**TO DO**
Look below and pull out each line with the word "densidad".

**AVAILABLE RECORDS**
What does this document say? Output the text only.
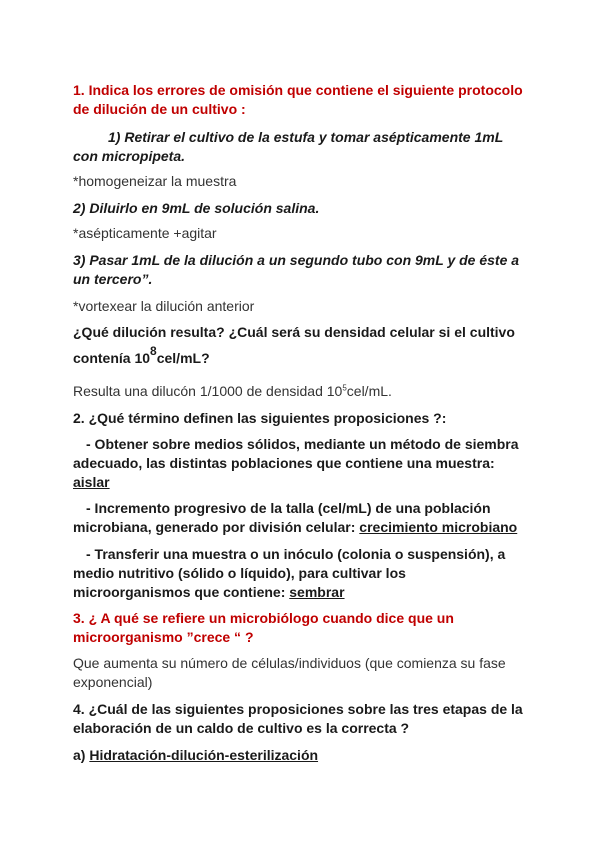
1. Indica los errores de omisión que contiene el siguiente protocolo
de dilución de un cultivo :
1) Retirar el cultivo de la estufa y tomar asépticamente 1mL
con micropipeta.
*homogeneizar la muestra
2) Diluirlo en 9mL de solución salina.
*asépticamente +agitar
3) Pasar 1mL de la dilución a un segundo tubo con 9mL y de éste a
un tercero”.
*vortexear la dilución anterior
¿Qué dilución resulta? ¿Cuál será su densidad celular si el cultivo
contenía $10^8cel/mL$?
Resulta una dilucón 1/1000 de densidad $10^5cel/mL$.
2. ¿Qué término definen las siguientes proposiciones ?:
- Obtener sobre medios sólidos, mediante un método de siembra
adecuado, las distintas poblaciones que contiene una muestra:
aislar
- Incremento progresivo de la talla (cel/mL) de una población
microbiana, generado por división celular: crecimiento microbiano
- Transferir una muestra o un inóculo (colonia o suspensión), a
medio nutritivo (sólido o líquido), para cultivar los
microorganismos que contiene: sembrar
3. ¿ A qué se refiere un microbiólogo cuando dice que un
microorganismo ”crece “ ?
Que aumenta su número de células/individuos (que comienza su fase
exponencial)
4. ¿Cuál de las siguientes proposiciones sobre las tres etapas de la
elaboración de un caldo de cultivo es la correcta ?
a) Hidratación-dilución-esterilización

**EXERCISE RESULT**
¿Qué dilución resulta? ¿Cuál será su densidad celular si el cultivo
Resulta una dilucón 1/1000 de densidad $10^5cel/mL$.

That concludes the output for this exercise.